- _WHAT THE EXERCISE ASKS_
Output the full material exactly as it appears here.

— BEGIN —

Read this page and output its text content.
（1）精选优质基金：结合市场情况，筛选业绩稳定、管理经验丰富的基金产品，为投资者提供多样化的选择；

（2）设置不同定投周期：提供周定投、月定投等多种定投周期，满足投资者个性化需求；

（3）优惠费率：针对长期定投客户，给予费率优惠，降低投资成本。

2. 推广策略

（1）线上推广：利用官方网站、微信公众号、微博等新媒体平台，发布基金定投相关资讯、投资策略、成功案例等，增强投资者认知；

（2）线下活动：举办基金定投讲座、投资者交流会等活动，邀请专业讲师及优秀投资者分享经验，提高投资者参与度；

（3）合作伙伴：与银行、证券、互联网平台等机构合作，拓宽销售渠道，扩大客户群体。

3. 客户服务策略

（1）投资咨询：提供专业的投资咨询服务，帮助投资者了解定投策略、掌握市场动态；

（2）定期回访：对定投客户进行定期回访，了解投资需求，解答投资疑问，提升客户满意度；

— END —

- _TASK ANSWER_
Read this page and output its text content.
（1）精选优质基金：结合市场情况，筛选业绩稳定、管理经验丰富的基金产品，为投资者提供多样化的选择；

（2）设置不同定投周期：提供周定投、月定投等多种定投周期，满足投资者个性化需求；

（3）优惠费率：针对长期定投客户，给予费率优惠，降低投资成本。

2. 推广策略

（1）线上推广：利用官方网站、微信公众号、微博等新媒体平台，发布基金定投相关资讯、投资策略、成功案例等，增强投资者认知；

（2）线下活动：举办基金定投讲座、投资者交流会等活动，邀请专业讲师及优秀投资者分享经验，提高投资者参与度；

（3）合作伙伴：与银行、证券、互联网平台等机构合作，拓宽销售渠道，扩大客户群体。

3. 客户服务策略

（1）投资咨询：提供专业的投资咨询服务，帮助投资者了解定投策略、掌握市场动态；

（2）定期回访：对定投客户进行定期回访，了解投资需求，解答投资疑问，提升客户满意度；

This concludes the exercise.